Problem to work on. Please give the listing again in its entirety, exactly as written.

-- Stored data start --

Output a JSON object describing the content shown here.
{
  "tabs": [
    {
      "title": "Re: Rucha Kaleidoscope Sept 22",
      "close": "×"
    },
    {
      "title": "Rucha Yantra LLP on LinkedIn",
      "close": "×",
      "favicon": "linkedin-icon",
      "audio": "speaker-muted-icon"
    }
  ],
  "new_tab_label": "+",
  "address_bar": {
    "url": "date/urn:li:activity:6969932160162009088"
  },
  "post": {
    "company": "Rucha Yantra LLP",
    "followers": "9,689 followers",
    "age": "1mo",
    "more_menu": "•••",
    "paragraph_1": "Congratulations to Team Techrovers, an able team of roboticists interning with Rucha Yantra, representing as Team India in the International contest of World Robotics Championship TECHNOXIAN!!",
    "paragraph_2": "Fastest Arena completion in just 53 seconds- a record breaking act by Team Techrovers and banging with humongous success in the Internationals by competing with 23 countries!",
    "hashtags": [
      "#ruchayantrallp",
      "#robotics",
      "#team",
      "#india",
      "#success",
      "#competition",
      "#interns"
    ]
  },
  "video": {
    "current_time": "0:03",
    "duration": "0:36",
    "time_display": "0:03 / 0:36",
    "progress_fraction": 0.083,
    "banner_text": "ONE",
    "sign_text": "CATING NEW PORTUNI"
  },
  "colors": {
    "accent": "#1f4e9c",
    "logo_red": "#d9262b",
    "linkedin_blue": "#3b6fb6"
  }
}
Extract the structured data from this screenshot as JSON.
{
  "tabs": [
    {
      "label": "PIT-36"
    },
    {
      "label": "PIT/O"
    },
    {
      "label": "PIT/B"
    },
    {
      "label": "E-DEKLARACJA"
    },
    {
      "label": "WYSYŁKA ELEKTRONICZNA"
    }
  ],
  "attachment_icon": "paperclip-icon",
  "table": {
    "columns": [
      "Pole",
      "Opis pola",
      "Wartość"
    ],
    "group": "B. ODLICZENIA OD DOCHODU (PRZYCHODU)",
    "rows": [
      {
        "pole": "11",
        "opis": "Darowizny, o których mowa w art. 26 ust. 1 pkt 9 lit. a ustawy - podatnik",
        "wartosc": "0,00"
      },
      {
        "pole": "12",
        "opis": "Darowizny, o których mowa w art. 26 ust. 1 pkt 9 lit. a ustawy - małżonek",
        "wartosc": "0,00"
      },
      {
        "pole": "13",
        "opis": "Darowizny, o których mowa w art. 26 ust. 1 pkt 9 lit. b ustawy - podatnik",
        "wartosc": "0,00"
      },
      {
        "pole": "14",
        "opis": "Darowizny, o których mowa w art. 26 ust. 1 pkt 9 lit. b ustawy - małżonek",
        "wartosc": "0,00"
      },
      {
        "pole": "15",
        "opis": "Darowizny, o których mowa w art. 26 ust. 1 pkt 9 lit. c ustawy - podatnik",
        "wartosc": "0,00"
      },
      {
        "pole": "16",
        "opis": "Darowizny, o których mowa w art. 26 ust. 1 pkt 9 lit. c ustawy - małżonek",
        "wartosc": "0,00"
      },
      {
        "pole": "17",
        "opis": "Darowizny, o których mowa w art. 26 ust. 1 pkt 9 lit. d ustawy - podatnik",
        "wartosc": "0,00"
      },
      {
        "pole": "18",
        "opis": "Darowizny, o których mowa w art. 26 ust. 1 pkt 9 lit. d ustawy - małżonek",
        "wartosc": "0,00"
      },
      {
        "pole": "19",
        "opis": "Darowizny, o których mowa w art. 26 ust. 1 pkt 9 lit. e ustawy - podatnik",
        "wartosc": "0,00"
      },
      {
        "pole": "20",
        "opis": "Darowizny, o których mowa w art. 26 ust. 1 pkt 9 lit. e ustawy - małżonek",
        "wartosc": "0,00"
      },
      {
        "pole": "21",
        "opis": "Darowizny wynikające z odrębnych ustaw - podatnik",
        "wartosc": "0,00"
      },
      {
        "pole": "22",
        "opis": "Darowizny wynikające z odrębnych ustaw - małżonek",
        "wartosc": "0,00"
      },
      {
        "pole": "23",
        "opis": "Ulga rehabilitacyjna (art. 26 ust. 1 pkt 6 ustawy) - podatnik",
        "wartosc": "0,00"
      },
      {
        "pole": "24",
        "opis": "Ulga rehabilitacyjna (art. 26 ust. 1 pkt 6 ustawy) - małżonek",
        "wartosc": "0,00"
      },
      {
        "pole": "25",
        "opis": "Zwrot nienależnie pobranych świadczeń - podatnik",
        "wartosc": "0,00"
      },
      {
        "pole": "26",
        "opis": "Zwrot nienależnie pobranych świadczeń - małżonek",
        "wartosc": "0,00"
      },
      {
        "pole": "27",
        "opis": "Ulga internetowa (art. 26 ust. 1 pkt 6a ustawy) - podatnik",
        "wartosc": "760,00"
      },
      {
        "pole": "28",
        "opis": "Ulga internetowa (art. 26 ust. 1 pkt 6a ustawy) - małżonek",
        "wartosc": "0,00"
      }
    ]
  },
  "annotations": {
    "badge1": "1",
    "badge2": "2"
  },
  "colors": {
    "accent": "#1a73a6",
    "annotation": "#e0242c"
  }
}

-- Stored data end --

Output of the task.
Output a JSON object describing the content shown here.
{
  "tabs": [
    {
      "title": "Re: Rucha Kaleidoscope Sept 22",
      "close": "×"
    },
    {
      "title": "Rucha Yantra LLP on LinkedIn",
      "close": "×",
      "favicon": "linkedin-icon",
      "audio": "speaker-muted-icon"
    }
  ],
  "new_tab_label": "+",
  "address_bar": {
    "url": "date/urn:li:activity:6969932160162009088"
  },
  "post": {
    "company": "Rucha Yantra LLP",
    "followers": "9,689 followers",
    "age": "1mo",
    "more_menu": "•••",
    "paragraph_1": "Congratulations to Team Techrovers, an able team of roboticists interning with Rucha Yantra, representing as Team India in the International contest of World Robotics Championship TECHNOXIAN!!",
    "paragraph_2": "Fastest Arena completion in just 53 seconds- a record breaking act by Team Techrovers and banging with humongous success in the Internationals by competing with 23 countries!",
    "hashtags": [
      "#ruchayantrallp",
      "#robotics",
      "#team",
      "#india",
      "#success",
      "#competition",
      "#interns"
    ]
  },
  "video": {
    "current_time": "0:03",
    "duration": "0:36",
    "time_display": "0:03 / 0:36",
    "progress_fraction": 0.083,
    "banner_text": "ONE",
    "sign_text": "CATING NEW PORTUNI"
  },
  "colors": {
    "accent": "#1f4e9c",
    "logo_red": "#d9262b",
    "linkedin_blue": "#3b6fb6"
  }
}
Extract the structured data from this screenshot as JSON.
{
  "tabs": [
    {
      "label": "PIT-36"
    },
    {
      "label": "PIT/O"
    },
    {
      "label": "PIT/B"
    },
    {
      "label": "E-DEKLARACJA"
    },
    {
      "label": "WYSYŁKA ELEKTRONICZNA"
    }
  ],
  "attachment_icon": "paperclip-icon",
  "table": {
    "columns": [
      "Pole",
      "Opis pola",
      "Wartość"
    ],
    "group": "B. ODLICZENIA OD DOCHODU (PRZYCHODU)",
    "rows": [
      {
        "pole": "11",
        "opis": "Darowizny, o których mowa w art. 26 ust. 1 pkt 9 lit. a ustawy - podatnik",
        "wartosc": "0,00"
      },
      {
        "pole": "12",
        "opis": "Darowizny, o których mowa w art. 26 ust. 1 pkt 9 lit. a ustawy - małżonek",
        "wartosc": "0,00"
      },
      {
        "pole": "13",
        "opis": "Darowizny, o których mowa w art. 26 ust. 1 pkt 9 lit. b ustawy - podatnik",
        "wartosc": "0,00"
      },
      {
        "pole": "14",
        "opis": "Darowizny, o których mowa w art. 26 ust. 1 pkt 9 lit. b ustawy - małżonek",
        "wartosc": "0,00"
      },
      {
        "pole": "15",
        "opis": "Darowizny, o których mowa w art. 26 ust. 1 pkt 9 lit. c ustawy - podatnik",
        "wartosc": "0,00"
      },
      {
        "pole": "16",
        "opis": "Darowizny, o których mowa w art. 26 ust. 1 pkt 9 lit. c ustawy - małżonek",
        "wartosc": "0,00"
      },
      {
        "pole": "17",
        "opis": "Darowizny, o których mowa w art. 26 ust. 1 pkt 9 lit. d ustawy - podatnik",
        "wartosc": "0,00"
      },
      {
        "pole": "18",
        "opis": "Darowizny, o których mowa w art. 26 ust. 1 pkt 9 lit. d ustawy - małżonek",
        "wartosc": "0,00"
      },
      {
        "pole": "19",
        "opis": "Darowizny, o których mowa w art. 26 ust. 1 pkt 9 lit. e ustawy - podatnik",
        "wartosc": "0,00"
      },
      {
        "pole": "20",
        "opis": "Darowizny, o których mowa w art. 26 ust. 1 pkt 9 lit. e ustawy - małżonek",
        "wartosc": "0,00"
      },
      {
        "pole": "21",
        "opis": "Darowizny wynikające z odrębnych ustaw - podatnik",
        "wartosc": "0,00"
      },
      {
        "pole": "22",
        "opis": "Darowizny wynikające z odrębnych ustaw - małżonek",
        "wartosc": "0,00"
      },
      {
        "pole": "23",
        "opis": "Ulga rehabilitacyjna (art. 26 ust. 1 pkt 6 ustawy) - podatnik",
        "wartosc": "0,00"
      },
      {
        "pole": "24",
        "opis": "Ulga rehabilitacyjna (art. 26 ust. 1 pkt 6 ustawy) - małżonek",
        "wartosc": "0,00"
      },
      {
        "pole": "25",
        "opis": "Zwrot nienależnie pobranych świadczeń - podatnik",
        "wartosc": "0,00"
      },
      {
        "pole": "26",
        "opis": "Zwrot nienależnie pobranych świadczeń - małżonek",
        "wartosc": "0,00"
      },
      {
        "pole": "27",
        "opis": "Ulga internetowa (art. 26 ust. 1 pkt 6a ustawy) - podatnik",
        "wartosc": "760,00"
      },
      {
        "pole": "28",
        "opis": "Ulga internetowa (art. 26 ust. 1 pkt 6a ustawy) - małżonek",
        "wartosc": "0,00"
      }
    ]
  },
  "annotations": {
    "badge1": "1",
    "badge2": "2"
  },
  "colors": {
    "accent": "#1a73a6",
    "annotation": "#e0242c"
  }
}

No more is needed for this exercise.